━━━ Stored records

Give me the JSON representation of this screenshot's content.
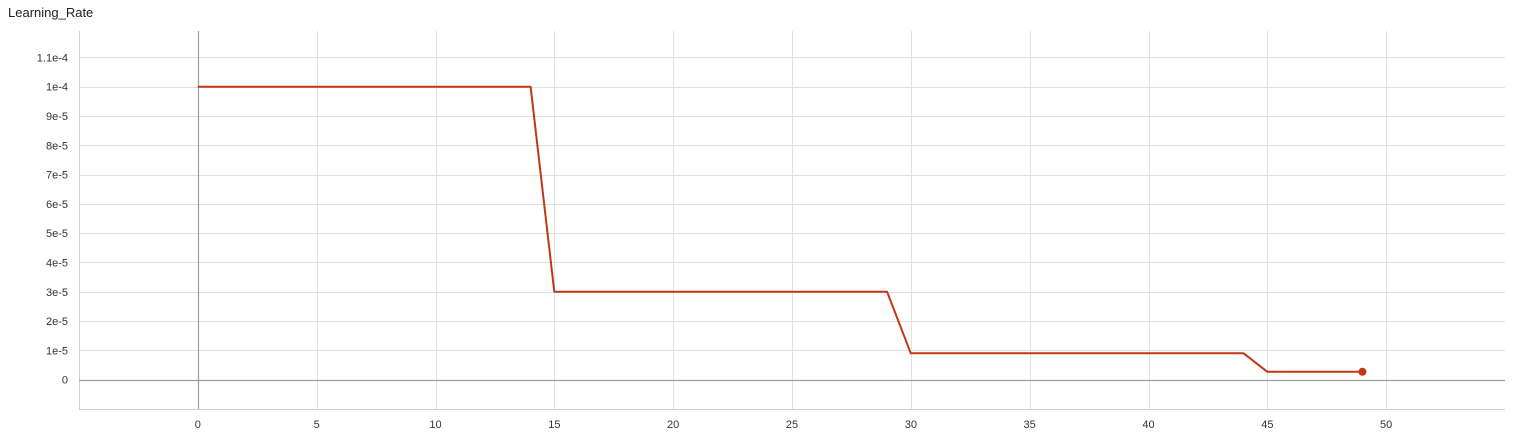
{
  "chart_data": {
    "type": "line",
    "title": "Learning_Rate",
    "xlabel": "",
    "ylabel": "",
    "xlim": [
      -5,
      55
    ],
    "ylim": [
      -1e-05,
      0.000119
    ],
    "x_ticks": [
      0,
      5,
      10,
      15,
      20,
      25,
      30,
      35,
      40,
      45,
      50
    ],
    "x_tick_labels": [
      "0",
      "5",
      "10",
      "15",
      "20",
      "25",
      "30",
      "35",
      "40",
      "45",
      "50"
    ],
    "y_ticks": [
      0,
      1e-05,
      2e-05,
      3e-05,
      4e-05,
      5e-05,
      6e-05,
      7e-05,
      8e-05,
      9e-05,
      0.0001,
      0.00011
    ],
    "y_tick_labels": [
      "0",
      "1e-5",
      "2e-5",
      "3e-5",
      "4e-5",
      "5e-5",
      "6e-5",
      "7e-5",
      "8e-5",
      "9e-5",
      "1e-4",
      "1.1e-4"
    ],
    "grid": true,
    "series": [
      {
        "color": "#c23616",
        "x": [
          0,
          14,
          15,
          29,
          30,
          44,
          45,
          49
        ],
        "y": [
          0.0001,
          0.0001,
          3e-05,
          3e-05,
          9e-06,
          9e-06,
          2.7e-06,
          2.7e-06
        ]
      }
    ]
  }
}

━━━━━━

→ **Exercise requirements**: Drop the pictures and reproduce the rest of the entries above exactly.

→ **Result**:
Give me the JSON representation of this screenshot's content.
{
  "chart_data": {
    "type": "line",
    "title": "Learning_Rate",
    "xlabel": "",
    "ylabel": "",
    "xlim": [
      -5,
      55
    ],
    "ylim": [
      -1e-05,
      0.000119
    ],
    "x_ticks": [
      0,
      5,
      10,
      15,
      20,
      25,
      30,
      35,
      40,
      45,
      50
    ],
    "x_tick_labels": [
      "0",
      "5",
      "10",
      "15",
      "20",
      "25",
      "30",
      "35",
      "40",
      "45",
      "50"
    ],
    "y_ticks": [
      0,
      1e-05,
      2e-05,
      3e-05,
      4e-05,
      5e-05,
      6e-05,
      7e-05,
      8e-05,
      9e-05,
      0.0001,
      0.00011
    ],
    "y_tick_labels": [
      "0",
      "1e-5",
      "2e-5",
      "3e-5",
      "4e-5",
      "5e-5",
      "6e-5",
      "7e-5",
      "8e-5",
      "9e-5",
      "1e-4",
      "1.1e-4"
    ],
    "grid": true,
    "series": [
      {
        "color": "#c23616",
        "x": [
          0,
          14,
          15,
          29,
          30,
          44,
          45,
          49
        ],
        "y": [
          0.0001,
          0.0001,
          3e-05,
          3e-05,
          9e-06,
          9e-06,
          2.7e-06,
          2.7e-06
        ]
      }
    ]
  }
}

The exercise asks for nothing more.